Task to complete → Gather from the material every line that contains the string "Value".

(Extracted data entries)
━━━━━━━━━━━━━━━━
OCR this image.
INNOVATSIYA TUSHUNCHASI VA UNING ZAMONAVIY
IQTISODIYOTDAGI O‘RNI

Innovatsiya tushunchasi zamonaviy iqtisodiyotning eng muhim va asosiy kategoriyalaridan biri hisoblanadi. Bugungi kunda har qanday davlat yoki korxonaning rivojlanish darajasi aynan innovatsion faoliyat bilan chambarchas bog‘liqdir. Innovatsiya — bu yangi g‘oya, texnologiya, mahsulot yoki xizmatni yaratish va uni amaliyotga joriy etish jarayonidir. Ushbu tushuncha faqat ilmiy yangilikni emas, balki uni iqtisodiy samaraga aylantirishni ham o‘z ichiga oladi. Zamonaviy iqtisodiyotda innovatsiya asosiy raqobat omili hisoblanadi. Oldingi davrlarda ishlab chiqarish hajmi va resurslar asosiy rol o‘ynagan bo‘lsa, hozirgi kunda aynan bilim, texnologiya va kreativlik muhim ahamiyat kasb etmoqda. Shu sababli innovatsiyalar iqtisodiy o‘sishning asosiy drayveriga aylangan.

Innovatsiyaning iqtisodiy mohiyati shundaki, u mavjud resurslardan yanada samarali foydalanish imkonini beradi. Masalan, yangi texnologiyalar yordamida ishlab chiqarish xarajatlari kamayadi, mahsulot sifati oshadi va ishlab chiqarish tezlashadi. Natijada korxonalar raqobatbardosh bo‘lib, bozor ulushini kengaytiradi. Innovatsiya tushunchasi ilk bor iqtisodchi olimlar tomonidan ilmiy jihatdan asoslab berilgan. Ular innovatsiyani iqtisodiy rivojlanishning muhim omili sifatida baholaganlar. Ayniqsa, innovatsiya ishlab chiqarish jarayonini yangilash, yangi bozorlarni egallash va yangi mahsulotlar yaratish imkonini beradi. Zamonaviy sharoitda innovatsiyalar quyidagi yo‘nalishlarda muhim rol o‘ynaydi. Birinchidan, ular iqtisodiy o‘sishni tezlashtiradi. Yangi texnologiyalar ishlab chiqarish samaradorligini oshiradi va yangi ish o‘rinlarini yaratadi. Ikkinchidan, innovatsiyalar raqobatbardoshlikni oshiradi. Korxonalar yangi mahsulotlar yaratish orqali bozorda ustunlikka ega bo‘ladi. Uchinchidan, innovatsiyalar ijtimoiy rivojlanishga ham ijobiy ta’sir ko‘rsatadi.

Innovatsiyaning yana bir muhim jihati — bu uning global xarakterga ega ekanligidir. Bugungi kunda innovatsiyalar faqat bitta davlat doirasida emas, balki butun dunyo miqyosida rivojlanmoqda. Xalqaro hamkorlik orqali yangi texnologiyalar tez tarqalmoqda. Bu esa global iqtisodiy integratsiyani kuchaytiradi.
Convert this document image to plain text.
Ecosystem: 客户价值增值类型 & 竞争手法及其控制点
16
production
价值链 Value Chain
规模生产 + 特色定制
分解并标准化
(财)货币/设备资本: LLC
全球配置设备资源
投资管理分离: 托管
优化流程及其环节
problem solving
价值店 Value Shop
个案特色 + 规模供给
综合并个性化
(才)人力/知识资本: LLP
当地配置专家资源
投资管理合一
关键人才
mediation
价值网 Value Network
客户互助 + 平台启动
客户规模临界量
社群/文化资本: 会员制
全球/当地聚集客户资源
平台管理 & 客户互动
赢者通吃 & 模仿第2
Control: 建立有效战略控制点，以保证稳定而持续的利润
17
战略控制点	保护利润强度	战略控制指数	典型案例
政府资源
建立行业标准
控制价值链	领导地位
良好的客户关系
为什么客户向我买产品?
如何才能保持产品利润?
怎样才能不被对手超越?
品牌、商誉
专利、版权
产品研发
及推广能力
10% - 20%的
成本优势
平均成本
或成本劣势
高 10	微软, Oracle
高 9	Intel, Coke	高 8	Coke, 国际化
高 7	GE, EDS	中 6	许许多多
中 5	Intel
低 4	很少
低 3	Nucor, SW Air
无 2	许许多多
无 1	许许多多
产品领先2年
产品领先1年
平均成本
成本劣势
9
━━━━━━━━━━━━━━━━
Written response →
价值链 Value Chain
价值店 Value Shop
价值网 Value Network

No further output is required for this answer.